### Task material
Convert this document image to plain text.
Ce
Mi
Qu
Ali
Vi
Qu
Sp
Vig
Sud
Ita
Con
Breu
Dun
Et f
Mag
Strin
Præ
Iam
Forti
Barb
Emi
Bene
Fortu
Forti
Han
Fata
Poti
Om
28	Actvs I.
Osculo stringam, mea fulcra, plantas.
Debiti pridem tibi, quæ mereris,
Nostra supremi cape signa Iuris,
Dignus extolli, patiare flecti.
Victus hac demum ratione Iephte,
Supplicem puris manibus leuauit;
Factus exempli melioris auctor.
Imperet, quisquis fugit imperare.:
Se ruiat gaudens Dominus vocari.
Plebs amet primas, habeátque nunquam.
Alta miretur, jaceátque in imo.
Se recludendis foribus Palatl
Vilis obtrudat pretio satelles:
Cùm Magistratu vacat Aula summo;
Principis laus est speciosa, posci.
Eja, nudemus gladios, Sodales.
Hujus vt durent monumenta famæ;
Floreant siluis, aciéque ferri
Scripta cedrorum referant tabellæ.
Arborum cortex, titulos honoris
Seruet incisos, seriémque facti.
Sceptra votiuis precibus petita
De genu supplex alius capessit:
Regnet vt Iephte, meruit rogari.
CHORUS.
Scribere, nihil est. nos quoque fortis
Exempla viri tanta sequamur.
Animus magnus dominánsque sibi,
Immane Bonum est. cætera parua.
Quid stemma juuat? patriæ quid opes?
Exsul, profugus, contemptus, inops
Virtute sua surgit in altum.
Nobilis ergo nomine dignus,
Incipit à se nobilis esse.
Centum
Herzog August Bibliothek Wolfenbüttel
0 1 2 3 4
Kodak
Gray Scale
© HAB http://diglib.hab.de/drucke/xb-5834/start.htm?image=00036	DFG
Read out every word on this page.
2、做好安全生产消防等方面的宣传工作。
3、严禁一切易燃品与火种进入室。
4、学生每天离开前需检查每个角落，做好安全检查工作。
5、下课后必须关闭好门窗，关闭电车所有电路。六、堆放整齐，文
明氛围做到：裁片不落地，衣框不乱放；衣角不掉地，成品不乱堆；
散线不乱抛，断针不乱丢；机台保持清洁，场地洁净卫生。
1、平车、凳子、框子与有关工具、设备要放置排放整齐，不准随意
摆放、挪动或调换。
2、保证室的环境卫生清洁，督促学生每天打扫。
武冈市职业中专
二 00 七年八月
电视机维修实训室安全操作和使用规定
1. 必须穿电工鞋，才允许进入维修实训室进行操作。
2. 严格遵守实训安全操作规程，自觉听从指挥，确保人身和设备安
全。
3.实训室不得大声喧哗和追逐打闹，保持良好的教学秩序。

### Exercise directions
Beginning at the line containing "Read out every word on this page.", repeat each line exactly through the last line of the entries, and include no other lines.

### Completed task
Read out every word on this page.
2、做好安全生产消防等方面的宣传工作。
3、严禁一切易燃品与火种进入室。
4、学生每天离开前需检查每个角落，做好安全检查工作。
5、下课后必须关闭好门窗，关闭电车所有电路。六、堆放整齐，文
明氛围做到：裁片不落地，衣框不乱放；衣角不掉地，成品不乱堆；
散线不乱抛，断针不乱丢；机台保持清洁，场地洁净卫生。
1、平车、凳子、框子与有关工具、设备要放置排放整齐，不准随意
摆放、挪动或调换。
2、保证室的环境卫生清洁，督促学生每天打扫。
武冈市职业中专
二 00 七年八月
电视机维修实训室安全操作和使用规定
1. 必须穿电工鞋，才允许进入维修实训室进行操作。
2. 严格遵守实训安全操作规程，自觉听从指挥，确保人身和设备安
全。
3.实训室不得大声喧哗和追逐打闹，保持良好的教学秩序。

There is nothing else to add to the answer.